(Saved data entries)
☆ ☆ ☆ ☆ ☆

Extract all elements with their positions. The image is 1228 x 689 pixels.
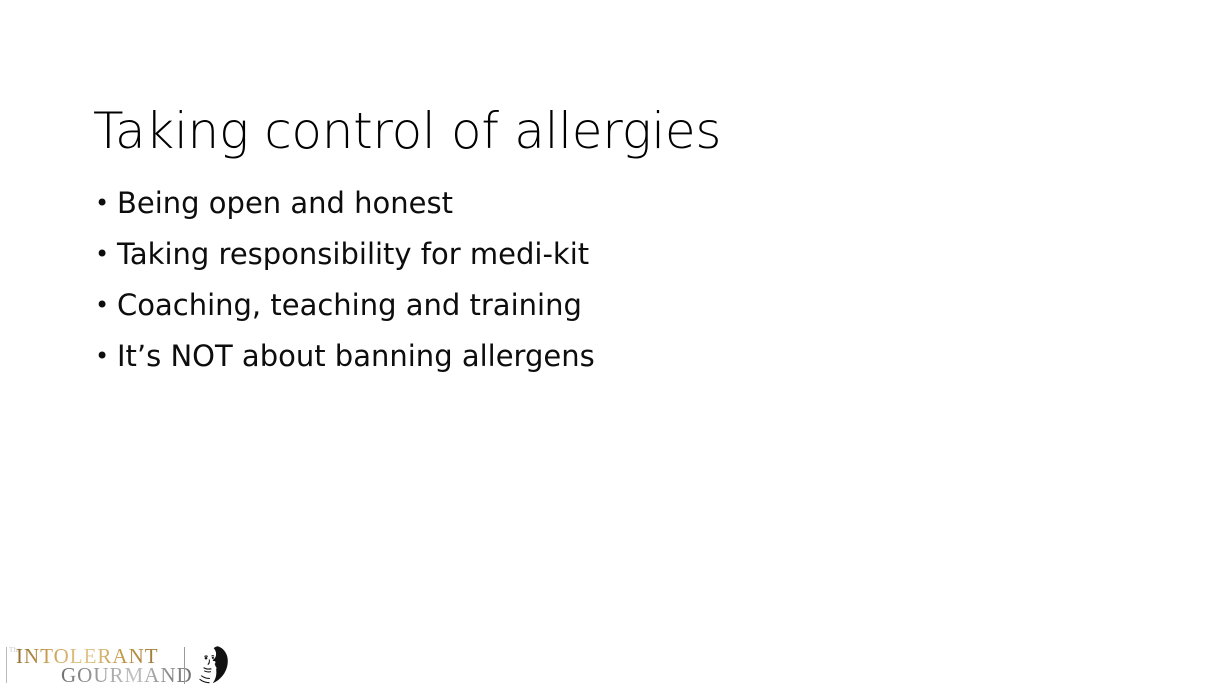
bullet-point-icon: • [95, 284, 109, 326]
list-item-label: Being open and honest [117, 182, 453, 224]
list-item: • Being open and honest [93, 182, 1133, 233]
bullet-point-icon: • [95, 182, 109, 224]
page-title: Taking control of allergies [93, 100, 1133, 162]
list-item-label: Taking responsibility for medi-kit [117, 233, 589, 275]
list-item: • It’s NOT about banning allergens [93, 335, 1133, 386]
list-item-label: It’s NOT about banning allergens [117, 335, 595, 377]
slide-canvas: Taking control of allergies • Being open… [0, 0, 1228, 689]
list-item: • Taking responsibility for medi-kit [93, 233, 1133, 284]
bullet-list: • Being open and honest • Taking respons… [93, 182, 1133, 386]
logo-word-gourmand: GOURMAND [61, 665, 193, 686]
list-item: • Coaching, teaching and training [93, 284, 1133, 335]
logo-divider [184, 647, 185, 684]
face-portrait-icon [192, 645, 232, 685]
logo-left-rule [6, 647, 7, 683]
brand-logo: The INTOLERANT GOURMAND [6, 643, 230, 687]
bullet-point-icon: • [95, 233, 109, 275]
bullet-point-icon: • [95, 335, 109, 377]
list-item-label: Coaching, teaching and training [117, 284, 582, 326]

☆ ☆ ☆ ☆ ☆

Set task: Please return every line above that contains the string "open", matching case exactly.

Answer in full:
list-item-label: Being open and honest [117, 182, 453, 224]
list-item: • Being open and honest [93, 182, 1133, 233]
slide-canvas: Taking control of allergies • Being open… [0, 0, 1228, 689]
bullet-list: • Being open and honest • Taking respons… [93, 182, 1133, 386]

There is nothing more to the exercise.